Scan the lines below for the string "title" and copy every one that has it.

> **Dataset content**:
* BEGIN *

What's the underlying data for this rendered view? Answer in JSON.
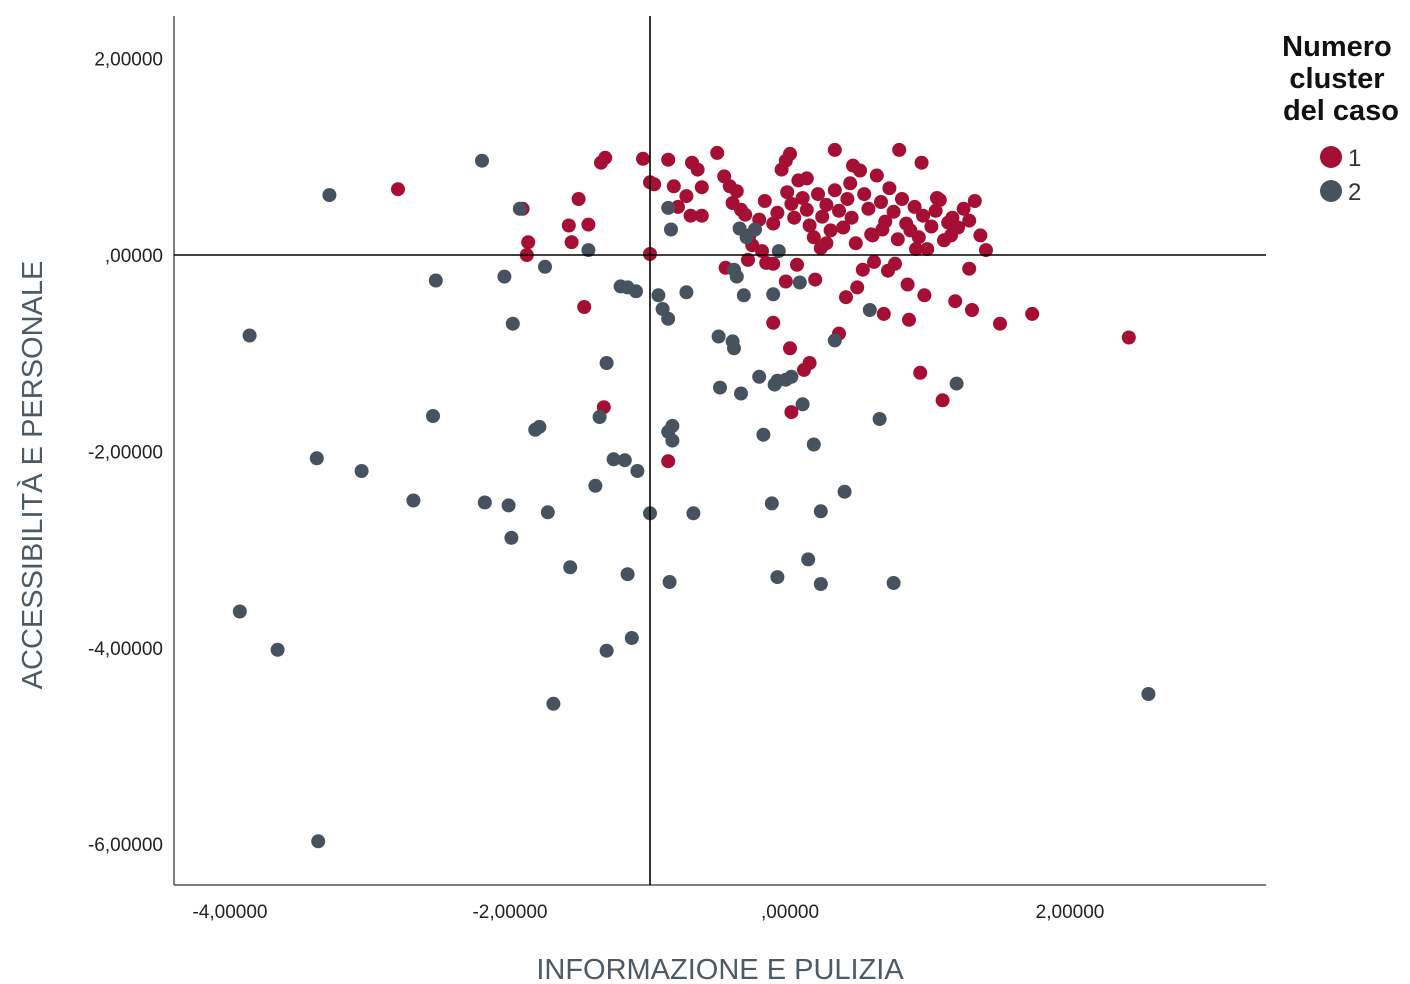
{
  "chart_data": {
    "type": "scatter",
    "title": "",
    "xlabel": "INFORMAZIONE E PULIZIA",
    "ylabel": "ACCESSIBILITÀ E PERSONALE",
    "xlim": [
      -4.4,
      3.4
    ],
    "ylim": [
      -6.4,
      2.4
    ],
    "xticks": [
      -4,
      -2,
      0,
      2
    ],
    "yticks": [
      2,
      0,
      -2,
      -4,
      -6
    ],
    "xtick_labels": [
      "-4,00000",
      "-2,00000",
      ",00000",
      "2,00000"
    ],
    "ytick_labels": [
      "2,00000",
      ",00000",
      "-2,00000",
      "-4,00000",
      "-6,00000"
    ],
    "reference_lines": {
      "x": -1.0,
      "y": 0.0
    },
    "grid": false,
    "legend": {
      "title": "Numero cluster del caso",
      "position": "top-right"
    },
    "series": [
      {
        "name": "1",
        "color": "#a50f34",
        "points": [
          [
            -2.8,
            0.67
          ],
          [
            -1.91,
            0.47
          ],
          [
            -1.87,
            0.13
          ],
          [
            -1.88,
            0.0
          ],
          [
            -1.58,
            0.3
          ],
          [
            -1.56,
            0.13
          ],
          [
            -1.51,
            0.57
          ],
          [
            -1.44,
            0.31
          ],
          [
            -1.47,
            -0.53
          ],
          [
            -1.35,
            0.94
          ],
          [
            -1.32,
            0.99
          ],
          [
            -1.33,
            -1.55
          ],
          [
            -1.05,
            0.98
          ],
          [
            -1.0,
            0.74
          ],
          [
            -0.97,
            0.72
          ],
          [
            -0.87,
            0.97
          ],
          [
            -0.83,
            0.7
          ],
          [
            -0.8,
            0.49
          ],
          [
            -0.74,
            0.6
          ],
          [
            -0.7,
            0.94
          ],
          [
            -0.66,
            0.87
          ],
          [
            -0.71,
            0.4
          ],
          [
            -0.63,
            0.69
          ],
          [
            -0.52,
            1.04
          ],
          [
            -0.47,
            0.8
          ],
          [
            -0.43,
            0.7
          ],
          [
            -0.41,
            0.53
          ],
          [
            -0.38,
            0.65
          ],
          [
            -0.35,
            0.46
          ],
          [
            -0.32,
            0.41
          ],
          [
            -0.29,
            0.2
          ],
          [
            -0.27,
            0.1
          ],
          [
            -0.3,
            -0.05
          ],
          [
            -0.2,
            0.04
          ],
          [
            -0.17,
            -0.08
          ],
          [
            -0.12,
            0.32
          ],
          [
            -0.09,
            0.43
          ],
          [
            -0.06,
            0.87
          ],
          [
            -0.03,
            0.96
          ],
          [
            0.0,
            1.03
          ],
          [
            -0.02,
            0.64
          ],
          [
            0.01,
            0.52
          ],
          [
            0.03,
            0.38
          ],
          [
            0.06,
            0.76
          ],
          [
            0.09,
            0.58
          ],
          [
            0.12,
            0.46
          ],
          [
            0.14,
            0.3
          ],
          [
            0.17,
            0.18
          ],
          [
            0.2,
            0.62
          ],
          [
            0.23,
            0.39
          ],
          [
            0.26,
            0.51
          ],
          [
            0.29,
            0.25
          ],
          [
            0.32,
            0.66
          ],
          [
            0.35,
            0.45
          ],
          [
            0.38,
            0.28
          ],
          [
            0.41,
            0.57
          ],
          [
            0.44,
            0.38
          ],
          [
            0.47,
            0.12
          ],
          [
            0.5,
            0.86
          ],
          [
            0.53,
            0.62
          ],
          [
            0.56,
            0.47
          ],
          [
            0.59,
            0.2
          ],
          [
            0.62,
            0.81
          ],
          [
            0.65,
            0.54
          ],
          [
            0.68,
            0.34
          ],
          [
            0.71,
            0.68
          ],
          [
            0.74,
            0.44
          ],
          [
            0.77,
            0.16
          ],
          [
            0.8,
            0.57
          ],
          [
            0.83,
            0.32
          ],
          [
            0.86,
            0.25
          ],
          [
            0.89,
            0.49
          ],
          [
            0.92,
            0.18
          ],
          [
            0.95,
            0.4
          ],
          [
            0.98,
            0.06
          ],
          [
            1.01,
            0.29
          ],
          [
            1.04,
            0.45
          ],
          [
            1.07,
            0.56
          ],
          [
            1.1,
            0.15
          ],
          [
            1.13,
            0.33
          ],
          [
            1.16,
            0.38
          ],
          [
            1.2,
            0.28
          ],
          [
            1.24,
            0.47
          ],
          [
            1.28,
            0.35
          ],
          [
            1.32,
            0.55
          ],
          [
            1.36,
            0.2
          ],
          [
            1.4,
            0.05
          ],
          [
            0.32,
            1.07
          ],
          [
            0.78,
            1.07
          ],
          [
            0.94,
            0.94
          ],
          [
            0.45,
            0.91
          ],
          [
            0.6,
            -0.07
          ],
          [
            0.7,
            -0.16
          ],
          [
            0.84,
            -0.3
          ],
          [
            0.96,
            -0.41
          ],
          [
            0.67,
            -0.6
          ],
          [
            0.4,
            -0.43
          ],
          [
            0.48,
            -0.33
          ],
          [
            0.35,
            -0.8
          ],
          [
            0.85,
            -0.66
          ],
          [
            0.93,
            -1.2
          ],
          [
            1.09,
            -1.48
          ],
          [
            1.18,
            -0.47
          ],
          [
            1.28,
            -0.14
          ],
          [
            1.3,
            -0.56
          ],
          [
            1.5,
            -0.7
          ],
          [
            1.73,
            -0.6
          ],
          [
            2.42,
            -0.84
          ],
          [
            0.14,
            -1.1
          ],
          [
            0.1,
            -1.17
          ],
          [
            0.0,
            -0.95
          ],
          [
            0.01,
            -1.6
          ],
          [
            -0.12,
            -0.69
          ],
          [
            -0.03,
            -0.27
          ],
          [
            0.05,
            -0.1
          ],
          [
            0.18,
            -0.25
          ],
          [
            0.26,
            0.12
          ],
          [
            -0.63,
            0.4
          ],
          [
            -0.87,
            -2.1
          ],
          [
            -1.0,
            0.01
          ],
          [
            0.12,
            0.78
          ],
          [
            0.22,
            0.07
          ],
          [
            0.58,
            0.21
          ],
          [
            0.75,
            -0.09
          ],
          [
            0.9,
            0.06
          ],
          [
            1.05,
            0.58
          ],
          [
            1.15,
            0.2
          ],
          [
            0.52,
            -0.15
          ],
          [
            0.43,
            0.73
          ],
          [
            0.66,
            0.26
          ],
          [
            -0.18,
            0.55
          ],
          [
            -0.22,
            0.36
          ],
          [
            -0.46,
            -0.13
          ],
          [
            -0.12,
            -0.09
          ]
        ]
      },
      {
        "name": "2",
        "color": "#46535e",
        "points": [
          [
            -3.29,
            0.61
          ],
          [
            -2.2,
            0.96
          ],
          [
            -1.93,
            0.47
          ],
          [
            -2.04,
            -0.22
          ],
          [
            -1.98,
            -0.7
          ],
          [
            -1.75,
            -0.12
          ],
          [
            -1.44,
            0.05
          ],
          [
            -2.53,
            -0.26
          ],
          [
            -3.86,
            -0.82
          ],
          [
            -3.38,
            -2.07
          ],
          [
            -3.06,
            -2.2
          ],
          [
            -2.69,
            -2.5
          ],
          [
            -2.55,
            -1.64
          ],
          [
            -2.18,
            -2.52
          ],
          [
            -2.01,
            -2.55
          ],
          [
            -1.99,
            -2.88
          ],
          [
            -1.82,
            -1.78
          ],
          [
            -1.79,
            -1.75
          ],
          [
            -1.73,
            -2.62
          ],
          [
            -1.57,
            -3.18
          ],
          [
            -1.39,
            -2.35
          ],
          [
            -1.36,
            -1.65
          ],
          [
            -1.31,
            -1.1
          ],
          [
            -1.26,
            -2.08
          ],
          [
            -1.18,
            -2.09
          ],
          [
            -1.16,
            -3.25
          ],
          [
            -1.09,
            -2.2
          ],
          [
            -1.0,
            -2.63
          ],
          [
            -0.87,
            -1.8
          ],
          [
            -0.84,
            -1.74
          ],
          [
            -0.84,
            -1.89
          ],
          [
            -0.86,
            -3.33
          ],
          [
            -0.69,
            -2.63
          ],
          [
            -0.87,
            -0.65
          ],
          [
            -0.91,
            -0.55
          ],
          [
            -0.74,
            -0.38
          ],
          [
            -0.87,
            0.48
          ],
          [
            -0.85,
            0.26
          ],
          [
            -1.16,
            -0.33
          ],
          [
            -1.21,
            -0.32
          ],
          [
            -1.1,
            -0.37
          ],
          [
            -0.94,
            -0.41
          ],
          [
            -0.51,
            -0.83
          ],
          [
            -0.41,
            -0.88
          ],
          [
            -0.4,
            -0.95
          ],
          [
            -0.5,
            -1.35
          ],
          [
            -0.35,
            -1.41
          ],
          [
            -0.22,
            -1.24
          ],
          [
            -0.19,
            -1.83
          ],
          [
            -0.11,
            -1.32
          ],
          [
            -0.09,
            -1.28
          ],
          [
            -0.03,
            -1.27
          ],
          [
            0.01,
            -1.24
          ],
          [
            0.09,
            -1.52
          ],
          [
            0.17,
            -1.93
          ],
          [
            0.22,
            -2.61
          ],
          [
            0.13,
            -3.1
          ],
          [
            0.22,
            -3.35
          ],
          [
            0.39,
            -2.41
          ],
          [
            -0.13,
            -2.53
          ],
          [
            -0.09,
            -3.28
          ],
          [
            0.74,
            -3.34
          ],
          [
            1.19,
            -1.31
          ],
          [
            0.64,
            -1.67
          ],
          [
            0.32,
            -0.87
          ],
          [
            0.57,
            -0.56
          ],
          [
            -0.12,
            -0.4
          ],
          [
            -0.33,
            -0.41
          ],
          [
            -0.38,
            -0.22
          ],
          [
            -0.4,
            -0.15
          ],
          [
            -0.36,
            0.27
          ],
          [
            -0.31,
            0.18
          ],
          [
            -0.25,
            0.26
          ],
          [
            -0.08,
            0.04
          ],
          [
            0.07,
            -0.28
          ],
          [
            2.56,
            -4.47
          ],
          [
            -3.93,
            -3.63
          ],
          [
            -3.66,
            -4.02
          ],
          [
            -3.37,
            -5.97
          ],
          [
            -1.69,
            -4.57
          ],
          [
            -1.31,
            -4.03
          ],
          [
            -1.13,
            -3.9
          ]
        ]
      }
    ]
  }
}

* END *

> **Final result**:
    "title": "",
      "title": "Numero cluster del caso",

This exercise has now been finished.